From the entries below, gather every line containing the string "Pristine".

>>>>

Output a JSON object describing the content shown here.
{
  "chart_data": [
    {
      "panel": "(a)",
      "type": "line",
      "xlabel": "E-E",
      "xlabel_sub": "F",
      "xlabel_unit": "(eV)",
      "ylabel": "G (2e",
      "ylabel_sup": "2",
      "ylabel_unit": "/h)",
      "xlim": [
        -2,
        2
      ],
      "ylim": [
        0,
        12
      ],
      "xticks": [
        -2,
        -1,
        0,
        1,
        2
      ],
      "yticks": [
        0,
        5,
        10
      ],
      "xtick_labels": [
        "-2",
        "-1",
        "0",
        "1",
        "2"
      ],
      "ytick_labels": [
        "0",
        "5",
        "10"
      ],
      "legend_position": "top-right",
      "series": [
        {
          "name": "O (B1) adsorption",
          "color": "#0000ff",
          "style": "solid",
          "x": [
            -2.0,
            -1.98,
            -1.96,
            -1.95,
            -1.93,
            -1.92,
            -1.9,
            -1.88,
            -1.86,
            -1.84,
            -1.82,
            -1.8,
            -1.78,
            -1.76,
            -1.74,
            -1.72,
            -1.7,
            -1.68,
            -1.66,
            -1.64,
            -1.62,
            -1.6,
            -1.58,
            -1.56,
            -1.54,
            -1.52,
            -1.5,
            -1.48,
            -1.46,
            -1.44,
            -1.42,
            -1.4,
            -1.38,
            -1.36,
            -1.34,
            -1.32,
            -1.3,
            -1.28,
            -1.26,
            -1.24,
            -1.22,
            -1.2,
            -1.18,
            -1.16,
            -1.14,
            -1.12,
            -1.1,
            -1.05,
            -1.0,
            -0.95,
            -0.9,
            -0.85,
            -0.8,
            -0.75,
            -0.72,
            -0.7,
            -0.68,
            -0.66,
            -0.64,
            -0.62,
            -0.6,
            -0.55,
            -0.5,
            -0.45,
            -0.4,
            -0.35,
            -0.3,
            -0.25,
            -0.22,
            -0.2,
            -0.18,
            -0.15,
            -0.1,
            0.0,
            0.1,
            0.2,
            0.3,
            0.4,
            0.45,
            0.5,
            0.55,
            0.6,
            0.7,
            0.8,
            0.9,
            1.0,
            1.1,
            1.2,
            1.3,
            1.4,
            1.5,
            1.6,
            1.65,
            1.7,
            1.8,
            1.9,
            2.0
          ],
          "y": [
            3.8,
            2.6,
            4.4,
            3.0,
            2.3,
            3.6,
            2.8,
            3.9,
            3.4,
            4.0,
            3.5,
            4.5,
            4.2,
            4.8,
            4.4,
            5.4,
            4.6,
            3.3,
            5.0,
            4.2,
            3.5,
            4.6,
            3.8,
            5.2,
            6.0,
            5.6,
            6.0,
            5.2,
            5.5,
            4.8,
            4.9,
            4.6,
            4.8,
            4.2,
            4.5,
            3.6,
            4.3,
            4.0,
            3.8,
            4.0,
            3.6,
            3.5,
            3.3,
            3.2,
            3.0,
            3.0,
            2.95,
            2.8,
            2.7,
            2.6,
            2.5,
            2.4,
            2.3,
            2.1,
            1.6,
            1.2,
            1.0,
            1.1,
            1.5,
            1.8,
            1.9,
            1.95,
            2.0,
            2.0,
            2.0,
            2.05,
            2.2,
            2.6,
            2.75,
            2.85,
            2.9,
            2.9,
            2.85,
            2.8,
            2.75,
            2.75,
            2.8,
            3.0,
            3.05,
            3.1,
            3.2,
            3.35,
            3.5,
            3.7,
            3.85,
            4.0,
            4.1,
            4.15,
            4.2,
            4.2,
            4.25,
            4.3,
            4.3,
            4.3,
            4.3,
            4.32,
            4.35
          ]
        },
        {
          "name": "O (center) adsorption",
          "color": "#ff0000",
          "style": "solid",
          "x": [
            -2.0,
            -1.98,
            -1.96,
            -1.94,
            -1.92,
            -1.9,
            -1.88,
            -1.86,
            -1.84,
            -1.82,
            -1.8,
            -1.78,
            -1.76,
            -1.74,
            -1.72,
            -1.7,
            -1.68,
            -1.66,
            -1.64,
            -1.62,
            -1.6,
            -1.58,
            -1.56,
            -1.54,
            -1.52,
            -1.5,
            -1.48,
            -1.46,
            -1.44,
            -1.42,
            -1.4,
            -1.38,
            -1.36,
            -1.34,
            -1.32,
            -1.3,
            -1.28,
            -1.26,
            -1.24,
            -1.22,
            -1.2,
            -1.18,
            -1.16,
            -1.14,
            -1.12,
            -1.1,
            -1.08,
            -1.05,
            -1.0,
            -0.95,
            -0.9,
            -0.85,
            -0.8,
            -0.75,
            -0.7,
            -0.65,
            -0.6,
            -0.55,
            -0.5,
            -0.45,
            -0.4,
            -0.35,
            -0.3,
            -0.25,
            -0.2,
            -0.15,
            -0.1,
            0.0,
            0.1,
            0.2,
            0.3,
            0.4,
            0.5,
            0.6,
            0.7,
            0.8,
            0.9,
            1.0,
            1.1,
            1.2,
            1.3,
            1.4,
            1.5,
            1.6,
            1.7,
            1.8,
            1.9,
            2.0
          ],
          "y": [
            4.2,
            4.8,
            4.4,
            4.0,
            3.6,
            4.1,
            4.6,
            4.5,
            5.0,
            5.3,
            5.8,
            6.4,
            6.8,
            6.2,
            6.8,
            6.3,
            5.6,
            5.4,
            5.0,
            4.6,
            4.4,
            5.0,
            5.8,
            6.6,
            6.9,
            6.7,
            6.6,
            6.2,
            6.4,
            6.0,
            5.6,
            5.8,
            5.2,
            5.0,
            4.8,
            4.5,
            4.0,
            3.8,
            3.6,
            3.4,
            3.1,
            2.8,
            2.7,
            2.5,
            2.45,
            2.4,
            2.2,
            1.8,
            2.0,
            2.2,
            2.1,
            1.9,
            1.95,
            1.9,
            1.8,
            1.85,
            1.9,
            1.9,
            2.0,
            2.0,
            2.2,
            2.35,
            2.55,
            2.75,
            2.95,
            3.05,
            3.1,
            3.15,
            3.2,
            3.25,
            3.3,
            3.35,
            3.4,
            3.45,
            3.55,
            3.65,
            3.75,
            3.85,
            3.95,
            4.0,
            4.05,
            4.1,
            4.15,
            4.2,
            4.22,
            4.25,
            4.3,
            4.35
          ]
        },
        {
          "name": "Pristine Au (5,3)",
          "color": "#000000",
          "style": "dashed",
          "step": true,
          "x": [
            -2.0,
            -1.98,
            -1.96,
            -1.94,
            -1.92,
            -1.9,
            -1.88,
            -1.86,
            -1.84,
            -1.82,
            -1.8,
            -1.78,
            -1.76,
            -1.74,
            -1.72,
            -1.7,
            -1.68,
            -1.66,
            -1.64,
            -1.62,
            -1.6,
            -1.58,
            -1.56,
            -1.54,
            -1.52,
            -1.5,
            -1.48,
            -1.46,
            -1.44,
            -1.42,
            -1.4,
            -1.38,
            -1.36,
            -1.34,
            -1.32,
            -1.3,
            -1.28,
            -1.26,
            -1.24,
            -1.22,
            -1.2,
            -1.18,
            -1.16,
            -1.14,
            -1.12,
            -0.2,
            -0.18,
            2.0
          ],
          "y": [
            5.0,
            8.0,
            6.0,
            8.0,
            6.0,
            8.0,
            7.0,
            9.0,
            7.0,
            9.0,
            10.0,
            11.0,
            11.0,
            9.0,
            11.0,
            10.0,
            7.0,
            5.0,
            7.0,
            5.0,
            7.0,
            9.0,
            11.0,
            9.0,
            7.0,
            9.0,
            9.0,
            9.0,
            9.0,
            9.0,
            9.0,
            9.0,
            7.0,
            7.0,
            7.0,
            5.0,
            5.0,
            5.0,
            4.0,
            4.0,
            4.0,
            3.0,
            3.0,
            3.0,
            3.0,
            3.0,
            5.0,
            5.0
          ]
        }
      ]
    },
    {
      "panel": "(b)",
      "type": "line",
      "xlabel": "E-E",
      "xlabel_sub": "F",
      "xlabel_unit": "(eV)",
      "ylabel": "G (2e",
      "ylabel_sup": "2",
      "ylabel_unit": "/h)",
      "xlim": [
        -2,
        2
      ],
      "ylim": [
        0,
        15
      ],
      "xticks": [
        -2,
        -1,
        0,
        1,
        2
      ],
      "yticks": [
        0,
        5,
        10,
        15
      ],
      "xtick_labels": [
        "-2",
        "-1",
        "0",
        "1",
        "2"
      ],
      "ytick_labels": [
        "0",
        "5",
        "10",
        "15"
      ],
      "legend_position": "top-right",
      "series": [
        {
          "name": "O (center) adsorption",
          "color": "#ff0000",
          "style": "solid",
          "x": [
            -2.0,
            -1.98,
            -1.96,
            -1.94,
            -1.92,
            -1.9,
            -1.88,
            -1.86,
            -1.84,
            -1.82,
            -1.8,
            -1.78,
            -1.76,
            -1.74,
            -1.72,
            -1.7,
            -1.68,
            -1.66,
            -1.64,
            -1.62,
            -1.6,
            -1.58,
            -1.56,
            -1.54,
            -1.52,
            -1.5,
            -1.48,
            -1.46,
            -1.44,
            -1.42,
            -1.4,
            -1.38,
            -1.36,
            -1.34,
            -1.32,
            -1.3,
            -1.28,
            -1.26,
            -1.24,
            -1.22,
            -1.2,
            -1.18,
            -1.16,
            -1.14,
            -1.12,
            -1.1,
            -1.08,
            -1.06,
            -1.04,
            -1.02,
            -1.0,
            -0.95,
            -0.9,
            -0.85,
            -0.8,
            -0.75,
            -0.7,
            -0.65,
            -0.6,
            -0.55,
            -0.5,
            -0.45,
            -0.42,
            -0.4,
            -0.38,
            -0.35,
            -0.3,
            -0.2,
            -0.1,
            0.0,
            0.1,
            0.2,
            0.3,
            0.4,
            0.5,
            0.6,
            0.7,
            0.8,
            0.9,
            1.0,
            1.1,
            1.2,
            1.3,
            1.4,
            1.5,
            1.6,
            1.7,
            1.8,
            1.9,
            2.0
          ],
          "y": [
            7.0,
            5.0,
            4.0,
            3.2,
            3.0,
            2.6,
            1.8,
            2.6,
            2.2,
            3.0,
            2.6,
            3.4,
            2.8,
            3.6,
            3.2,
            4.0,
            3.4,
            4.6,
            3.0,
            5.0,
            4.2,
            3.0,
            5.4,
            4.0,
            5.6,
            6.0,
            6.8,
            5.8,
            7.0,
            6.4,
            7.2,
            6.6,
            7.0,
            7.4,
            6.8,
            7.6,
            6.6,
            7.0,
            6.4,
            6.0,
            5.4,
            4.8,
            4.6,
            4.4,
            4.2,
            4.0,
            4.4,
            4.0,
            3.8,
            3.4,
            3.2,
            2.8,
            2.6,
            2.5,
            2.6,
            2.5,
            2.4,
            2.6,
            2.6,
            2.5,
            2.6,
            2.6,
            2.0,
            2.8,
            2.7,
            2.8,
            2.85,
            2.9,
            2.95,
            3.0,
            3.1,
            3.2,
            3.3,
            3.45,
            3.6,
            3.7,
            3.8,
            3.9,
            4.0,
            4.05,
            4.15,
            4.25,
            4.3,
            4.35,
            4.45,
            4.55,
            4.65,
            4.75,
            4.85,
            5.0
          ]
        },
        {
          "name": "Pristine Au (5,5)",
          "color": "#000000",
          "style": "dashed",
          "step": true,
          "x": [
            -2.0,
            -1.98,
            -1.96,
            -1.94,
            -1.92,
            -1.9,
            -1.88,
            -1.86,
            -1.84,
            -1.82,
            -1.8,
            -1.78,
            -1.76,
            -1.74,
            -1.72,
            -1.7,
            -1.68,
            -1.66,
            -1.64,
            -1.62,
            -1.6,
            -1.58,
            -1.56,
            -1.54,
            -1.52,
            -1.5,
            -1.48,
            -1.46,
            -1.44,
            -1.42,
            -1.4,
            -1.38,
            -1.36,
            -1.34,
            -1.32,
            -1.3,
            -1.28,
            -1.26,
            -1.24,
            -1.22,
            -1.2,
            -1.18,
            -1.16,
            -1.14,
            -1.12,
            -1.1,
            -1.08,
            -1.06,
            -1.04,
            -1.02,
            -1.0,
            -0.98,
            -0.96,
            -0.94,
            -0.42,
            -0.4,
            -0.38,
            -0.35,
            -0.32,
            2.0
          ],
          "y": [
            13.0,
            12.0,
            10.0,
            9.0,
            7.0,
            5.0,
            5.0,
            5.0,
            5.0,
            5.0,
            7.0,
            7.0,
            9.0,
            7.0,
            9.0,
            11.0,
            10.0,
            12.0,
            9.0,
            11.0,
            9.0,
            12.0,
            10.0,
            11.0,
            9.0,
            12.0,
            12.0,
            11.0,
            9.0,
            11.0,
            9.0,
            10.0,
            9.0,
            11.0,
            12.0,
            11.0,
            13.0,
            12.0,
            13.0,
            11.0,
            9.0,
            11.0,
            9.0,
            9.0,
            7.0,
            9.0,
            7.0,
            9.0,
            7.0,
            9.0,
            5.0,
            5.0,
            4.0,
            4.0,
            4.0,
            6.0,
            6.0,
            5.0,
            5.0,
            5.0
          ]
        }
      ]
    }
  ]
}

<<<<

The solution.
          "name": "Pristine Au (5,3)",
          "name": "Pristine Au (5,5)",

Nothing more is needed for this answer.